Collected data:
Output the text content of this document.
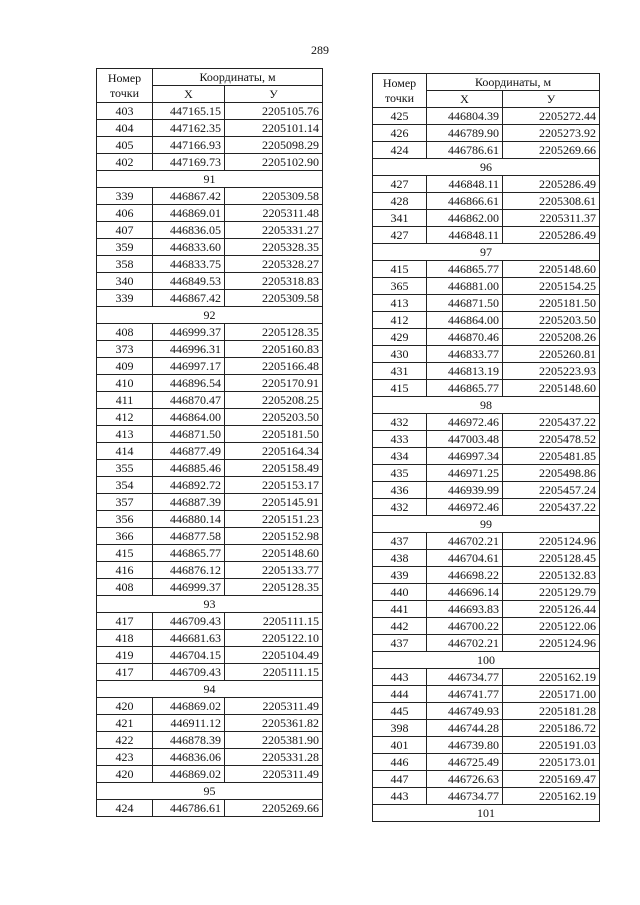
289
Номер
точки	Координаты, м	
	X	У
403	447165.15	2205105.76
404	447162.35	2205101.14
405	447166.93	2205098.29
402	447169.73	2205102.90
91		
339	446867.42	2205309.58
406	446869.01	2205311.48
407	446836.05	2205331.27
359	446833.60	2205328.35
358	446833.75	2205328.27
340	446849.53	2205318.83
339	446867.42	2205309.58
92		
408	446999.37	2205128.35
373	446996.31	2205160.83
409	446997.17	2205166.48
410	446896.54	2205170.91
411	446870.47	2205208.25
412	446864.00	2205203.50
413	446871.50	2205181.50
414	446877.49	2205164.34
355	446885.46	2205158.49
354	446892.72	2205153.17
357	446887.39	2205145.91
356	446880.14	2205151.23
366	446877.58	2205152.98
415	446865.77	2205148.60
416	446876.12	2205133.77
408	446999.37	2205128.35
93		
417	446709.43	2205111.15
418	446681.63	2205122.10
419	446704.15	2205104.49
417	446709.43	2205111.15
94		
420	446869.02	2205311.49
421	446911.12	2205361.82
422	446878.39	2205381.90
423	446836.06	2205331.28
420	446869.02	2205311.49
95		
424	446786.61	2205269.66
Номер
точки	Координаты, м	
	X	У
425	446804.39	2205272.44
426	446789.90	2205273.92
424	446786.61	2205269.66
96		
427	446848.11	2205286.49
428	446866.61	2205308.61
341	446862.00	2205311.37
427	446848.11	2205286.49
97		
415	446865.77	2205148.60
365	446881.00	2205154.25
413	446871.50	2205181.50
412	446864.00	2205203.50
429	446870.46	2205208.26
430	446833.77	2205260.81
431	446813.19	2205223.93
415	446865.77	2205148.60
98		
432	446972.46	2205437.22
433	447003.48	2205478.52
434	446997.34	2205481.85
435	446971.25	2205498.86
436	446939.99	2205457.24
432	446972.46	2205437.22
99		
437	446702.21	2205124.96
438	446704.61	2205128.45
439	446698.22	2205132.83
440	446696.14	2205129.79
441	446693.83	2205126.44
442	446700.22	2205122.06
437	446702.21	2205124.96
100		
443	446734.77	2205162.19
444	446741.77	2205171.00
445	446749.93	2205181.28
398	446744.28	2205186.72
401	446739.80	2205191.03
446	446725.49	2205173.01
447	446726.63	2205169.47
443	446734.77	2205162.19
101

Directive:
Images must not appear in the copy; reproduce everything else in the records verbatim.

Response to this task:
Output the text content of this document.
289
Номер
точки	Координаты, м	
	X	У
403	447165.15	2205105.76
404	447162.35	2205101.14
405	447166.93	2205098.29
402	447169.73	2205102.90
91		
339	446867.42	2205309.58
406	446869.01	2205311.48
407	446836.05	2205331.27
359	446833.60	2205328.35
358	446833.75	2205328.27
340	446849.53	2205318.83
339	446867.42	2205309.58
92		
408	446999.37	2205128.35
373	446996.31	2205160.83
409	446997.17	2205166.48
410	446896.54	2205170.91
411	446870.47	2205208.25
412	446864.00	2205203.50
413	446871.50	2205181.50
414	446877.49	2205164.34
355	446885.46	2205158.49
354	446892.72	2205153.17
357	446887.39	2205145.91
356	446880.14	2205151.23
366	446877.58	2205152.98
415	446865.77	2205148.60
416	446876.12	2205133.77
408	446999.37	2205128.35
93		
417	446709.43	2205111.15
418	446681.63	2205122.10
419	446704.15	2205104.49
417	446709.43	2205111.15
94		
420	446869.02	2205311.49
421	446911.12	2205361.82
422	446878.39	2205381.90
423	446836.06	2205331.28
420	446869.02	2205311.49
95		
424	446786.61	2205269.66
Номер
точки	Координаты, м	
	X	У
425	446804.39	2205272.44
426	446789.90	2205273.92
424	446786.61	2205269.66
96		
427	446848.11	2205286.49
428	446866.61	2205308.61
341	446862.00	2205311.37
427	446848.11	2205286.49
97		
415	446865.77	2205148.60
365	446881.00	2205154.25
413	446871.50	2205181.50
412	446864.00	2205203.50
429	446870.46	2205208.26
430	446833.77	2205260.81
431	446813.19	2205223.93
415	446865.77	2205148.60
98		
432	446972.46	2205437.22
433	447003.48	2205478.52
434	446997.34	2205481.85
435	446971.25	2205498.86
436	446939.99	2205457.24
432	446972.46	2205437.22
99		
437	446702.21	2205124.96
438	446704.61	2205128.45
439	446698.22	2205132.83
440	446696.14	2205129.79
441	446693.83	2205126.44
442	446700.22	2205122.06
437	446702.21	2205124.96
100		
443	446734.77	2205162.19
444	446741.77	2205171.00
445	446749.93	2205181.28
398	446744.28	2205186.72
401	446739.80	2205191.03
446	446725.49	2205173.01
447	446726.63	2205169.47
443	446734.77	2205162.19
101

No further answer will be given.